The exercise: Set each entry down verbatim, omitting images.
________________
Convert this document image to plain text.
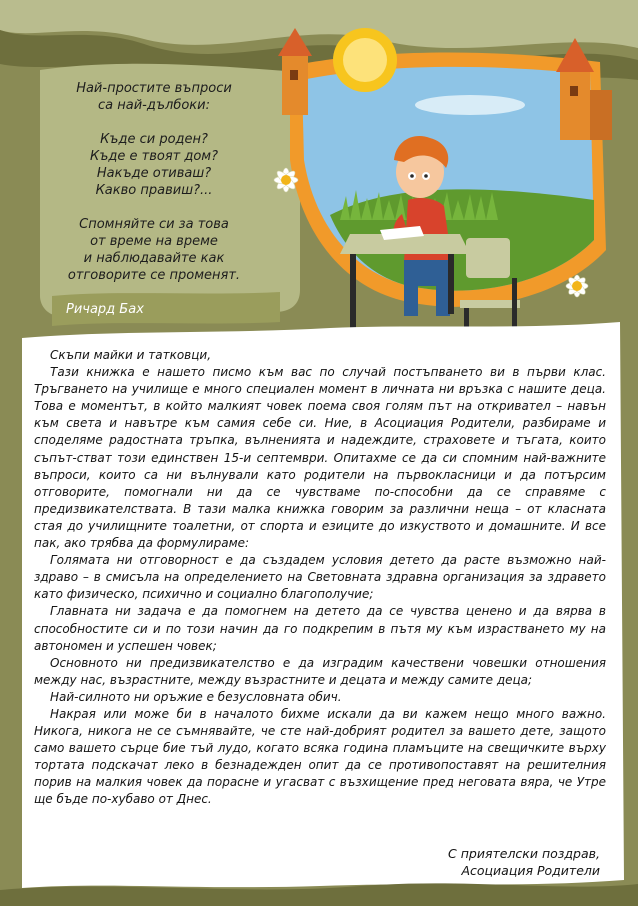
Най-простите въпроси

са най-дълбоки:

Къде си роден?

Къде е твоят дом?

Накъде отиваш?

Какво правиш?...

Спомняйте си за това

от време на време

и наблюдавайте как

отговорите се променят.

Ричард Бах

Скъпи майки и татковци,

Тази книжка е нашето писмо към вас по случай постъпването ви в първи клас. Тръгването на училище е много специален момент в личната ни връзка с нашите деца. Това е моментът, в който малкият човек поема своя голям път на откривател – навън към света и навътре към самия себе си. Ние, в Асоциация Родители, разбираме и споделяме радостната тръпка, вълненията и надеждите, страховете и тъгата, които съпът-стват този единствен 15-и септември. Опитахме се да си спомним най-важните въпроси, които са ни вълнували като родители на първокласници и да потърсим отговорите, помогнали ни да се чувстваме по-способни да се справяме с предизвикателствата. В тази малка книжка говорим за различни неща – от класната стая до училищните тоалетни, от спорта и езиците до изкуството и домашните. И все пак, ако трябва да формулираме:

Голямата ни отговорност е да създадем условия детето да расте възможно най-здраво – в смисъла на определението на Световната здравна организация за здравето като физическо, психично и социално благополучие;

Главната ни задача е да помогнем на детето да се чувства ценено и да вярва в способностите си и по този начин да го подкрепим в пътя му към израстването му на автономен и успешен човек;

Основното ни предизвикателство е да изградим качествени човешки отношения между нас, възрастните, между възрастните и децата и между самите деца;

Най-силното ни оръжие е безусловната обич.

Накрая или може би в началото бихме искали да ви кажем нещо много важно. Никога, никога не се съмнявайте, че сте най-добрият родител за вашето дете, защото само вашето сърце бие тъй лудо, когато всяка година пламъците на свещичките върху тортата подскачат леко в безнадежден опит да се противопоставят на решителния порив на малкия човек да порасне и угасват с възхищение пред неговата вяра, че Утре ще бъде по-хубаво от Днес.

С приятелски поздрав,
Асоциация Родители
________________
Solution for this task:
Convert this document image to plain text.
Най-простите въпроси

са най-дълбоки:

Къде си роден?

Къде е твоят дом?

Накъде отиваш?

Какво правиш?...

Спомняйте си за това

от време на време

и наблюдавайте как

отговорите се променят.

Ричард Бах

Скъпи майки и татковци,

Тази книжка е нашето писмо към вас по случай постъпването ви в първи клас. Тръгването на училище е много специален момент в личната ни връзка с нашите деца. Това е моментът, в който малкият човек поема своя голям път на откривател – навън към света и навътре към самия себе си. Ние, в Асоциация Родители, разбираме и споделяме радостната тръпка, вълненията и надеждите, страховете и тъгата, които съпът-стват този единствен 15-и септември. Опитахме се да си спомним най-важните въпроси, които са ни вълнували като родители на първокласници и да потърсим отговорите, помогнали ни да се чувстваме по-способни да се справяме с предизвикателствата. В тази малка книжка говорим за различни неща – от класната стая до училищните тоалетни, от спорта и езиците до изкуството и домашните. И все пак, ако трябва да формулираме:

Голямата ни отговорност е да създадем условия детето да расте възможно най-здраво – в смисъла на определението на Световната здравна организация за здравето като физическо, психично и социално благополучие;

Главната ни задача е да помогнем на детето да се чувства ценено и да вярва в способностите си и по този начин да го подкрепим в пътя му към израстването му на автономен и успешен човек;

Основното ни предизвикателство е да изградим качествени човешки отношения между нас, възрастните, между възрастните и децата и между самите деца;

Най-силното ни оръжие е безусловната обич.

Накрая или може би в началото бихме искали да ви кажем нещо много важно. Никога, никога не се съмнявайте, че сте най-добрият родител за вашето дете, защото само вашето сърце бие тъй лудо, когато всяка година пламъците на свещичките върху тортата подскачат леко в безнадежден опит да се противопоставят на решителния порив на малкия човек да порасне и угасват с възхищение пред неговата вяра, че Утре ще бъде по-хубаво от Днес.

С приятелски поздрав,
Асоциация Родители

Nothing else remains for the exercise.